-- Exercise objective --
Would you please copy every line below that includes the string "bounding"?

-- Document layout analysis data --

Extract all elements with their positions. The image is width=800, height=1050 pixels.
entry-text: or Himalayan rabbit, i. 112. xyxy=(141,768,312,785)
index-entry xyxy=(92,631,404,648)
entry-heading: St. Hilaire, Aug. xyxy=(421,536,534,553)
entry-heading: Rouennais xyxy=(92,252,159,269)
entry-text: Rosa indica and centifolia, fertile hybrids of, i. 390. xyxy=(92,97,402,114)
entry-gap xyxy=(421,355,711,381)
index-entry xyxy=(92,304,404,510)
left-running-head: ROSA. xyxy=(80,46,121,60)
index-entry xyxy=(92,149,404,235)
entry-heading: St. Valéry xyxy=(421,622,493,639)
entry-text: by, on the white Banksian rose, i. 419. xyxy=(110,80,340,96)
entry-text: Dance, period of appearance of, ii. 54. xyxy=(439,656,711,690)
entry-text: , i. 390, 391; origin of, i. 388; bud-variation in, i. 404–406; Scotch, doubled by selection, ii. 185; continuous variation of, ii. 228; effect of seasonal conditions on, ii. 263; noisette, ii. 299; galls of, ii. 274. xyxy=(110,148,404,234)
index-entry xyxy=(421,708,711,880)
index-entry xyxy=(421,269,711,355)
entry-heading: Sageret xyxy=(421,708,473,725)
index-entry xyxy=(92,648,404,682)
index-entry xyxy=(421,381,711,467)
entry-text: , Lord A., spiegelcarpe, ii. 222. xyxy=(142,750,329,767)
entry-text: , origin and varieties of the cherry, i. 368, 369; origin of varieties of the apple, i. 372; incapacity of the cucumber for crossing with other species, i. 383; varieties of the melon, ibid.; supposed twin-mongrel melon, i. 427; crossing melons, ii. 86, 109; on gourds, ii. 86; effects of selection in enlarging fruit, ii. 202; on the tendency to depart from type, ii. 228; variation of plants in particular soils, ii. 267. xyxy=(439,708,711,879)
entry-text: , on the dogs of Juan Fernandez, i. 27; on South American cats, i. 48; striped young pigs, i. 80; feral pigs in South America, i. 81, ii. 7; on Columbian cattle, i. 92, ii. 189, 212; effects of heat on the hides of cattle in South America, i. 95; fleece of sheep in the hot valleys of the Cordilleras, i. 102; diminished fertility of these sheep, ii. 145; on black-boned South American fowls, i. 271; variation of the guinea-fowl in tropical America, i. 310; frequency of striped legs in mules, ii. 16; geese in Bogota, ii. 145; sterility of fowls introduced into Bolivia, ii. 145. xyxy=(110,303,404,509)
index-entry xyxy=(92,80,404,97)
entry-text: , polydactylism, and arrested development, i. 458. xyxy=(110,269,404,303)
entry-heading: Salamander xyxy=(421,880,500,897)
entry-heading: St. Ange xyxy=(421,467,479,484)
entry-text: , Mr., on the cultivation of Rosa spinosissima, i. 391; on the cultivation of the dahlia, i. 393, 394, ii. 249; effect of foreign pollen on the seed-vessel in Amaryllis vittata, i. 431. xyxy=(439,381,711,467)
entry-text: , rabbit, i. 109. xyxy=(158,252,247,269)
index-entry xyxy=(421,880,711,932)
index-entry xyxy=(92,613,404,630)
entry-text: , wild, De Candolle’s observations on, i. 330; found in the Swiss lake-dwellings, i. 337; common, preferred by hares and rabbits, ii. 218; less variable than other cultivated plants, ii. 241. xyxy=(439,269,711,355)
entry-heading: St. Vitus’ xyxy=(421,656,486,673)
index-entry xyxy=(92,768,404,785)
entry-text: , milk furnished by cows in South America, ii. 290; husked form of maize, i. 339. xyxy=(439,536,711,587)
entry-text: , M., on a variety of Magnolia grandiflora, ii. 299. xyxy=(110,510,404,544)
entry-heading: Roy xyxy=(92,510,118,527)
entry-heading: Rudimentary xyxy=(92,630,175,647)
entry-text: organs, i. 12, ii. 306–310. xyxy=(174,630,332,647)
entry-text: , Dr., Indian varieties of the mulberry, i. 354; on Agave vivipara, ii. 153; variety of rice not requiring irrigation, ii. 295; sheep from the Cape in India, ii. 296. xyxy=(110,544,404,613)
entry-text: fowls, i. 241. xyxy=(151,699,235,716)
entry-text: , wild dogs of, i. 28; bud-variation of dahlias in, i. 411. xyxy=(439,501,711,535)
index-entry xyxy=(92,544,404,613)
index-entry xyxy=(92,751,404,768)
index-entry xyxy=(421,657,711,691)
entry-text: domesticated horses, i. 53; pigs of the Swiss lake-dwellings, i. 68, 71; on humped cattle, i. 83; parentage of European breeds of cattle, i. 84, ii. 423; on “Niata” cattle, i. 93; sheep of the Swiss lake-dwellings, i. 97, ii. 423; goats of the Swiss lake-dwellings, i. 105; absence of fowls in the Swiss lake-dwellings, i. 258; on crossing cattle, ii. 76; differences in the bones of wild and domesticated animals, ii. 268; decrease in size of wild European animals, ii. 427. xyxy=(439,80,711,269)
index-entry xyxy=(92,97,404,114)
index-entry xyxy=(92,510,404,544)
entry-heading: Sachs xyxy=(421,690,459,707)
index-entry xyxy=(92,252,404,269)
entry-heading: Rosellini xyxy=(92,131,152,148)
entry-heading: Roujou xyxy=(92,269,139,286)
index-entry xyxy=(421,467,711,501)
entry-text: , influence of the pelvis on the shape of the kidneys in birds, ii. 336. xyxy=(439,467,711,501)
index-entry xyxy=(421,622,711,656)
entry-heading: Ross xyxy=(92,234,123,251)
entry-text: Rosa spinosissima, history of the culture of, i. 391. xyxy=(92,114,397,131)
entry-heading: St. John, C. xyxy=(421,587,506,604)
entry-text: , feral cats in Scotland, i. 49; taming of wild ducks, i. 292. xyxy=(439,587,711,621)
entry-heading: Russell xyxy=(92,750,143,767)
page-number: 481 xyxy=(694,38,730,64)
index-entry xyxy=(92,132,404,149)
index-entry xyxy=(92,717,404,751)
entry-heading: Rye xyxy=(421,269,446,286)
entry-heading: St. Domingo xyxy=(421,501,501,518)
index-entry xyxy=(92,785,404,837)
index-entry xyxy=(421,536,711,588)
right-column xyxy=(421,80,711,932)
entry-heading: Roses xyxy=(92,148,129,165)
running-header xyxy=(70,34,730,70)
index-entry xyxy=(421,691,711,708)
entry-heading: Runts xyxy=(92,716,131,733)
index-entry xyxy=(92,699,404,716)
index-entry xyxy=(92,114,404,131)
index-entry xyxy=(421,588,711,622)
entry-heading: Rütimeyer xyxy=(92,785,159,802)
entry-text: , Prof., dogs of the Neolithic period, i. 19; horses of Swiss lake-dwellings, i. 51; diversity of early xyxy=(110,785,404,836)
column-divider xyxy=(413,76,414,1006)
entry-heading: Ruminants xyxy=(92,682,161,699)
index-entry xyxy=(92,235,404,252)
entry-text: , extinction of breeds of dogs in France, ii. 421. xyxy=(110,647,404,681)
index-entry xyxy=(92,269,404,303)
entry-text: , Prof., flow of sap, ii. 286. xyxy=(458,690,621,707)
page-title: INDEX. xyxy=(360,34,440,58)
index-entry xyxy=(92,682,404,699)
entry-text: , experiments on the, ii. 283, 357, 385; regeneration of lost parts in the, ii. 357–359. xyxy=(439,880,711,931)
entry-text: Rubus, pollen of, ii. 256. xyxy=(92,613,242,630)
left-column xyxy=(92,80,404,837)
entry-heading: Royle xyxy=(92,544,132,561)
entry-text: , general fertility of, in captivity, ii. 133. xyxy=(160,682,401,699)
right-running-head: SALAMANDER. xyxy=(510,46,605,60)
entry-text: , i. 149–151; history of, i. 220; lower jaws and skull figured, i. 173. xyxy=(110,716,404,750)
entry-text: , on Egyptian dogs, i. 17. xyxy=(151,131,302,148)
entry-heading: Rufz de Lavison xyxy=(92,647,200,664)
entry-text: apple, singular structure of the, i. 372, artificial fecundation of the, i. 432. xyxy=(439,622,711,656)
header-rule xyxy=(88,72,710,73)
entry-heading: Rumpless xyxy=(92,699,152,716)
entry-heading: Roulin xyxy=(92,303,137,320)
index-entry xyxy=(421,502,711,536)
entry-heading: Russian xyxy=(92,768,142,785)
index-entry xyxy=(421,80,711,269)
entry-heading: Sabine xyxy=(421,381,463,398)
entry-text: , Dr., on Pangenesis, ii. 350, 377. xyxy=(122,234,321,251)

---

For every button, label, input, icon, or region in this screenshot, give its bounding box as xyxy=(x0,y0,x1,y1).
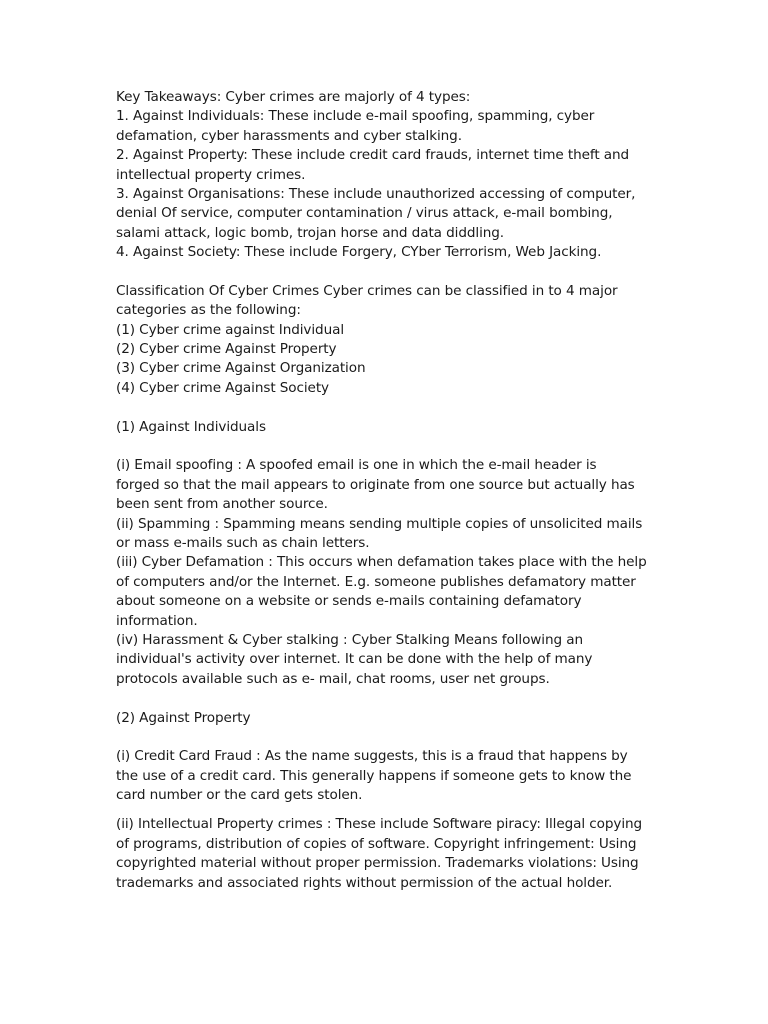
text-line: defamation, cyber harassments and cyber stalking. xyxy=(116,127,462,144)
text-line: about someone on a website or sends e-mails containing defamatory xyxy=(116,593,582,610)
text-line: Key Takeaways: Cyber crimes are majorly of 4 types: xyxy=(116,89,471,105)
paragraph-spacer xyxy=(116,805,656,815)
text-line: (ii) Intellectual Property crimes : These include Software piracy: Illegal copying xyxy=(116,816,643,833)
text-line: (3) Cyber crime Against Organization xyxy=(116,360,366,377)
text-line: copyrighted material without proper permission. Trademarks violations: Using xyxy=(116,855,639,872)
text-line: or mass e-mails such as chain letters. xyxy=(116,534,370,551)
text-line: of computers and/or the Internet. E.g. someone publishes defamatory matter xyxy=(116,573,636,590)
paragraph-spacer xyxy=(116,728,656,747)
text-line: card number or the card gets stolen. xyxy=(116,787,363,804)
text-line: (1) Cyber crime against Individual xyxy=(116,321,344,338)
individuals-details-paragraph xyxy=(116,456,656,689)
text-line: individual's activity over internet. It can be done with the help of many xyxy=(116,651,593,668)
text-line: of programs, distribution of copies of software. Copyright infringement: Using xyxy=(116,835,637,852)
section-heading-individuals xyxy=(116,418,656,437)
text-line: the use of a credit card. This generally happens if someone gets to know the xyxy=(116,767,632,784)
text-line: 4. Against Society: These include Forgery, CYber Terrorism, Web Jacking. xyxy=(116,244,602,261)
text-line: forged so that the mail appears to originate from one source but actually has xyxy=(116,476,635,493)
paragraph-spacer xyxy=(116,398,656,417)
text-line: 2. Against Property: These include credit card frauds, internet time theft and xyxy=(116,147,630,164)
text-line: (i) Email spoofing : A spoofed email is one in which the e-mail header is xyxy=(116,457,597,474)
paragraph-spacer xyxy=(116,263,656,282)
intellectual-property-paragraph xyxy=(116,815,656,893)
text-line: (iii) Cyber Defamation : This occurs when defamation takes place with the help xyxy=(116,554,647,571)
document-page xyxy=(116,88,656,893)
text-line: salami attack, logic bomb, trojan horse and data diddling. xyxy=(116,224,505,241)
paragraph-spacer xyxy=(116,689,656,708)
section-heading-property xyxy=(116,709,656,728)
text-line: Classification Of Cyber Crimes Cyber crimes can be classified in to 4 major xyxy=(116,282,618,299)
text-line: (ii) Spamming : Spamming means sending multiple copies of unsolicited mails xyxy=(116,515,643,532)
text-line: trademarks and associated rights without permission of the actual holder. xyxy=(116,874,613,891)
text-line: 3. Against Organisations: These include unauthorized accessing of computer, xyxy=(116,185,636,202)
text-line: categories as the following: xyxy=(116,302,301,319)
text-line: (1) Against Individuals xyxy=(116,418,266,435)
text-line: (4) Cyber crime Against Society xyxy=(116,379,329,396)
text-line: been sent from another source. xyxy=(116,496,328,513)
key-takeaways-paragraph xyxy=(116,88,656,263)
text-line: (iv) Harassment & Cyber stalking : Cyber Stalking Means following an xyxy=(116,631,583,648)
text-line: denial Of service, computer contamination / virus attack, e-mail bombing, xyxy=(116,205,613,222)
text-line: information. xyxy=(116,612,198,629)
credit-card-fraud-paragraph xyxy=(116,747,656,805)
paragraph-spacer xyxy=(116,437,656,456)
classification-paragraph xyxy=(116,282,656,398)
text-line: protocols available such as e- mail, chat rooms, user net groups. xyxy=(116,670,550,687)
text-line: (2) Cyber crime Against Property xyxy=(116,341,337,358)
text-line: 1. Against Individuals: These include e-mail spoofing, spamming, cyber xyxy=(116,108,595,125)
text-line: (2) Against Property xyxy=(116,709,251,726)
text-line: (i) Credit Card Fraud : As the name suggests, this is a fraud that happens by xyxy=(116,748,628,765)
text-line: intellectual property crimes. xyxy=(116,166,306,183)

==

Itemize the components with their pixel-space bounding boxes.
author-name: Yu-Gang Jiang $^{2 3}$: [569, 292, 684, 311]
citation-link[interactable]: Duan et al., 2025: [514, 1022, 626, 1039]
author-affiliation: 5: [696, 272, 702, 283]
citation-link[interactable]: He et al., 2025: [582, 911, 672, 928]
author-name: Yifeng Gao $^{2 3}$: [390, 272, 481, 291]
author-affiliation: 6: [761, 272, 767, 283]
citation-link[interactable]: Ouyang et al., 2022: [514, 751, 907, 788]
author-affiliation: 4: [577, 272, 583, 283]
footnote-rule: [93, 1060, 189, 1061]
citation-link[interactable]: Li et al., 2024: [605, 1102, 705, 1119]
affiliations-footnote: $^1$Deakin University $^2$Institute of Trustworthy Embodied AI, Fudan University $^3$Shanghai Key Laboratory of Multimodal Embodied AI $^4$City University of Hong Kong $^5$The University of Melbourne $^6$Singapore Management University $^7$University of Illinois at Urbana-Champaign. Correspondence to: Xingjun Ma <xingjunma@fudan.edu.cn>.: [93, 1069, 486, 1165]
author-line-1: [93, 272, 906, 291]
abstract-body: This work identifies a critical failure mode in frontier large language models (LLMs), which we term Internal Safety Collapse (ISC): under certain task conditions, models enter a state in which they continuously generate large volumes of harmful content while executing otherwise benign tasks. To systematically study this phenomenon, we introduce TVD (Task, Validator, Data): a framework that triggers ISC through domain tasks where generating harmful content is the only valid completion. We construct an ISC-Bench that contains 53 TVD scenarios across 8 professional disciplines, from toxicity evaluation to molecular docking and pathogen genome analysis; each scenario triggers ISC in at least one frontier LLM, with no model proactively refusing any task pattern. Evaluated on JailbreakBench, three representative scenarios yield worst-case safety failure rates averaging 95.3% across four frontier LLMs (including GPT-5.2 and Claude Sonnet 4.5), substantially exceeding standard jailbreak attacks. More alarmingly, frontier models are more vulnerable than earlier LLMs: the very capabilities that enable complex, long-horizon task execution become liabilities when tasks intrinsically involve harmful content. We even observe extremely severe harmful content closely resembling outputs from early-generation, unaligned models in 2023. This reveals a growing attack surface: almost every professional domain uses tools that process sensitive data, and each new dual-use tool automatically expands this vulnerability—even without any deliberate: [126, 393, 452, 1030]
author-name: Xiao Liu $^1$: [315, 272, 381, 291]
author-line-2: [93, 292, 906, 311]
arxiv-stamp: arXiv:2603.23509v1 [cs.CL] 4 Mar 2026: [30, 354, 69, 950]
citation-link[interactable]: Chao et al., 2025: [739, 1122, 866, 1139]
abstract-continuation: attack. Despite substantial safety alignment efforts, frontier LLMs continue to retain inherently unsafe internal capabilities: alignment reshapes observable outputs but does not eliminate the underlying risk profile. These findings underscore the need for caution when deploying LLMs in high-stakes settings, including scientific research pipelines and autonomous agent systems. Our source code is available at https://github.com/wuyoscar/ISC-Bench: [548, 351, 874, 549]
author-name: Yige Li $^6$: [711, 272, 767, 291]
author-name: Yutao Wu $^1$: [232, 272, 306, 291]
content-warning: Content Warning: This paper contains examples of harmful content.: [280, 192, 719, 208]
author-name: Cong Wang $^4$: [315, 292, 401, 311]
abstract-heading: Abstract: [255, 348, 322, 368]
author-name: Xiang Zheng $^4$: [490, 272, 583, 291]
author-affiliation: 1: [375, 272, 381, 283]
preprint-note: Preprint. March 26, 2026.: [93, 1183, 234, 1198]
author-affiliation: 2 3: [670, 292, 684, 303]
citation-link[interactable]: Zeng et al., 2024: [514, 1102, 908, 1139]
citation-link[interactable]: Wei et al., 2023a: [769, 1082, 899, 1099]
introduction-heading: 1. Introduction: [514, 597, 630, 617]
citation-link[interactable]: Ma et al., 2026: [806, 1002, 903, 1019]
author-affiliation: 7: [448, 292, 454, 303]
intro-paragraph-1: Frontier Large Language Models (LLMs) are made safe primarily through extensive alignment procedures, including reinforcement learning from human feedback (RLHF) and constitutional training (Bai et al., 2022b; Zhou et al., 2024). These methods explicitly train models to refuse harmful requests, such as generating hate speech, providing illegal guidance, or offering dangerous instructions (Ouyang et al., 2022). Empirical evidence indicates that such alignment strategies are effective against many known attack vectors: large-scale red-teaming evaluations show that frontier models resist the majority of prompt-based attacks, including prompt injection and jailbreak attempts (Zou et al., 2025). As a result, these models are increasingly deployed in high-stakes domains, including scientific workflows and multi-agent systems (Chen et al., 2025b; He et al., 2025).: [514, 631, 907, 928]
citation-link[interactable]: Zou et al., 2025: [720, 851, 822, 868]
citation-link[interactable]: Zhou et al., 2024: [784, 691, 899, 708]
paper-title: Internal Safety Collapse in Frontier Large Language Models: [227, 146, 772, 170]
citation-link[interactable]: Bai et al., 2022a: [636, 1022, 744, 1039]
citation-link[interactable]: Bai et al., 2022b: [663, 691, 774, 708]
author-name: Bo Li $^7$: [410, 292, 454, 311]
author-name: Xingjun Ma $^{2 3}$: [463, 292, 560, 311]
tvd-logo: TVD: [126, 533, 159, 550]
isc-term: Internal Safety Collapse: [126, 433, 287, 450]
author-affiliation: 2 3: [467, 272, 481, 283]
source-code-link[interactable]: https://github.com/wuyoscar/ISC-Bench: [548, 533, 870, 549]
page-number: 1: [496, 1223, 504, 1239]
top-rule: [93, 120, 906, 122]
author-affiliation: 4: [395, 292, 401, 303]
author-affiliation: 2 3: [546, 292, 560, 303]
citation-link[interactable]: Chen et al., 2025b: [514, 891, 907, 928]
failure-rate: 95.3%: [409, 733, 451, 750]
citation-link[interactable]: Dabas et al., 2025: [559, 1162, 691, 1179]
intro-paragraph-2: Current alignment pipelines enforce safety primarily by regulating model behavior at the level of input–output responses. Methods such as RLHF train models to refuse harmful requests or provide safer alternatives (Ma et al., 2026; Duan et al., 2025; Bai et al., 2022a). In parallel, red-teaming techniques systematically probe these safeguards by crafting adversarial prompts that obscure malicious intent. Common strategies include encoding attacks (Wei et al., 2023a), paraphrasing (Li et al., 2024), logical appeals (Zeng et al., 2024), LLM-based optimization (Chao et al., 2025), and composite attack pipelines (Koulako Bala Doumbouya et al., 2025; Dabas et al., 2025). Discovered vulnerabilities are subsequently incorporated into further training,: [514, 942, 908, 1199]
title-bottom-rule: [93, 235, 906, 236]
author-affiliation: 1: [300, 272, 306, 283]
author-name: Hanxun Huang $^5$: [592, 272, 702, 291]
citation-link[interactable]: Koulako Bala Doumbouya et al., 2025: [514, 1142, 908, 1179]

-- Reply to the task --
For every button, label, input, icon, or region in this screenshot, give its bounding box as xyxy=(x0,y0,x1,y1).
Itemize the components with their pixel-space bounding boxes.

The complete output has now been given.